• _INSTRUCTIONS FOR THE TASK_
Go through the listing and copy every line word for word.

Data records
==*==

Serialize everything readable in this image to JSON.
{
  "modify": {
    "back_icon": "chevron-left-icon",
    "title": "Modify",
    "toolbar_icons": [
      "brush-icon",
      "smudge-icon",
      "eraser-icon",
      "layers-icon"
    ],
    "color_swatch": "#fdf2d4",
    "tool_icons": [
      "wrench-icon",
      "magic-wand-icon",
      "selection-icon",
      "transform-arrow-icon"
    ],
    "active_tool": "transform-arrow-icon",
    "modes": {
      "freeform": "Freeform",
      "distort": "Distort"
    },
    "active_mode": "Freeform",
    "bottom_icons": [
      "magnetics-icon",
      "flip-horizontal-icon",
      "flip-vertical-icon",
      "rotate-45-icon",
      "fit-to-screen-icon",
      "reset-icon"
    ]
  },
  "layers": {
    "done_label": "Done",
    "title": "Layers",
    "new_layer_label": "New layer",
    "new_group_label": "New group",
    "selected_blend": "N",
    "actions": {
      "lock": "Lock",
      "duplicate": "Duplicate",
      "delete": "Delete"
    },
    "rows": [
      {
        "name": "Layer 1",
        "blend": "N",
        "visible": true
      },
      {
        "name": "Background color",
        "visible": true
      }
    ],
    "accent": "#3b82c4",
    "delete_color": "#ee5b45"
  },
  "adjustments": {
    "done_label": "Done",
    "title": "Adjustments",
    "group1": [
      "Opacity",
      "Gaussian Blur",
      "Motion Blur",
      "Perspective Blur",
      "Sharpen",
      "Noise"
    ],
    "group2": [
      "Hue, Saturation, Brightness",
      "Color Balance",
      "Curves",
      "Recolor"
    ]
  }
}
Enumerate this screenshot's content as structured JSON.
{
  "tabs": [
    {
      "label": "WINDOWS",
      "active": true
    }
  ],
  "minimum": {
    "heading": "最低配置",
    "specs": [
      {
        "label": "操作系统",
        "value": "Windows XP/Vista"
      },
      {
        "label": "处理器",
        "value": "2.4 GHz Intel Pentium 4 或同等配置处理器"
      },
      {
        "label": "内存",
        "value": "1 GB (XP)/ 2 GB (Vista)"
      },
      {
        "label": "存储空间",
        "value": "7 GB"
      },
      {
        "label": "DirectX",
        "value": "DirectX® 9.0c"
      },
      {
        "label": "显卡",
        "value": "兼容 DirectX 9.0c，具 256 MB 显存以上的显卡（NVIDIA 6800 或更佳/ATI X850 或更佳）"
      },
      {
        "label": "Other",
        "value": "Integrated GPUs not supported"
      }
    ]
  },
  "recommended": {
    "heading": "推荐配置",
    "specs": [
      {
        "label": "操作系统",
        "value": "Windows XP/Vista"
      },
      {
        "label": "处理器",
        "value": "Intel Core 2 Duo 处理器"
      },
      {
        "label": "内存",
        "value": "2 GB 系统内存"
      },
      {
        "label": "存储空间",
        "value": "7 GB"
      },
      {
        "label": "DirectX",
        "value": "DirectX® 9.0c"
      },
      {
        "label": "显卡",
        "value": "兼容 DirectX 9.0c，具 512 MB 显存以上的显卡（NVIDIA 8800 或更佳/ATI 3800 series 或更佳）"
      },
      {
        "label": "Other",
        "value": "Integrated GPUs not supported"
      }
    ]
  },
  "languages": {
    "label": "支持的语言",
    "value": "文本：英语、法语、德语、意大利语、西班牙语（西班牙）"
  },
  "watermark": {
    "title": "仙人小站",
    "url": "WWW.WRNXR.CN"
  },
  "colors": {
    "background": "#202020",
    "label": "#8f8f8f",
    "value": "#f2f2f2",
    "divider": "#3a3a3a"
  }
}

==*==

• _WRITTEN REPLY_
Serialize everything readable in this image to JSON.
{
  "modify": {
    "back_icon": "chevron-left-icon",
    "title": "Modify",
    "toolbar_icons": [
      "brush-icon",
      "smudge-icon",
      "eraser-icon",
      "layers-icon"
    ],
    "color_swatch": "#fdf2d4",
    "tool_icons": [
      "wrench-icon",
      "magic-wand-icon",
      "selection-icon",
      "transform-arrow-icon"
    ],
    "active_tool": "transform-arrow-icon",
    "modes": {
      "freeform": "Freeform",
      "distort": "Distort"
    },
    "active_mode": "Freeform",
    "bottom_icons": [
      "magnetics-icon",
      "flip-horizontal-icon",
      "flip-vertical-icon",
      "rotate-45-icon",
      "fit-to-screen-icon",
      "reset-icon"
    ]
  },
  "layers": {
    "done_label": "Done",
    "title": "Layers",
    "new_layer_label": "New layer",
    "new_group_label": "New group",
    "selected_blend": "N",
    "actions": {
      "lock": "Lock",
      "duplicate": "Duplicate",
      "delete": "Delete"
    },
    "rows": [
      {
        "name": "Layer 1",
        "blend": "N",
        "visible": true
      },
      {
        "name": "Background color",
        "visible": true
      }
    ],
    "accent": "#3b82c4",
    "delete_color": "#ee5b45"
  },
  "adjustments": {
    "done_label": "Done",
    "title": "Adjustments",
    "group1": [
      "Opacity",
      "Gaussian Blur",
      "Motion Blur",
      "Perspective Blur",
      "Sharpen",
      "Noise"
    ],
    "group2": [
      "Hue, Saturation, Brightness",
      "Color Balance",
      "Curves",
      "Recolor"
    ]
  }
}
Enumerate this screenshot's content as structured JSON.
{
  "tabs": [
    {
      "label": "WINDOWS",
      "active": true
    }
  ],
  "minimum": {
    "heading": "最低配置",
    "specs": [
      {
        "label": "操作系统",
        "value": "Windows XP/Vista"
      },
      {
        "label": "处理器",
        "value": "2.4 GHz Intel Pentium 4 或同等配置处理器"
      },
      {
        "label": "内存",
        "value": "1 GB (XP)/ 2 GB (Vista)"
      },
      {
        "label": "存储空间",
        "value": "7 GB"
      },
      {
        "label": "DirectX",
        "value": "DirectX® 9.0c"
      },
      {
        "label": "显卡",
        "value": "兼容 DirectX 9.0c，具 256 MB 显存以上的显卡（NVIDIA 6800 或更佳/ATI X850 或更佳）"
      },
      {
        "label": "Other",
        "value": "Integrated GPUs not supported"
      }
    ]
  },
  "recommended": {
    "heading": "推荐配置",
    "specs": [
      {
        "label": "操作系统",
        "value": "Windows XP/Vista"
      },
      {
        "label": "处理器",
        "value": "Intel Core 2 Duo 处理器"
      },
      {
        "label": "内存",
        "value": "2 GB 系统内存"
      },
      {
        "label": "存储空间",
        "value": "7 GB"
      },
      {
        "label": "DirectX",
        "value": "DirectX® 9.0c"
      },
      {
        "label": "显卡",
        "value": "兼容 DirectX 9.0c，具 512 MB 显存以上的显卡（NVIDIA 8800 或更佳/ATI 3800 series 或更佳）"
      },
      {
        "label": "Other",
        "value": "Integrated GPUs not supported"
      }
    ]
  },
  "languages": {
    "label": "支持的语言",
    "value": "文本：英语、法语、德语、意大利语、西班牙语（西班牙）"
  },
  "watermark": {
    "title": "仙人小站",
    "url": "WWW.WRNXR.CN"
  },
  "colors": {
    "background": "#202020",
    "label": "#8f8f8f",
    "value": "#f2f2f2",
    "divider": "#3a3a3a"
  }
}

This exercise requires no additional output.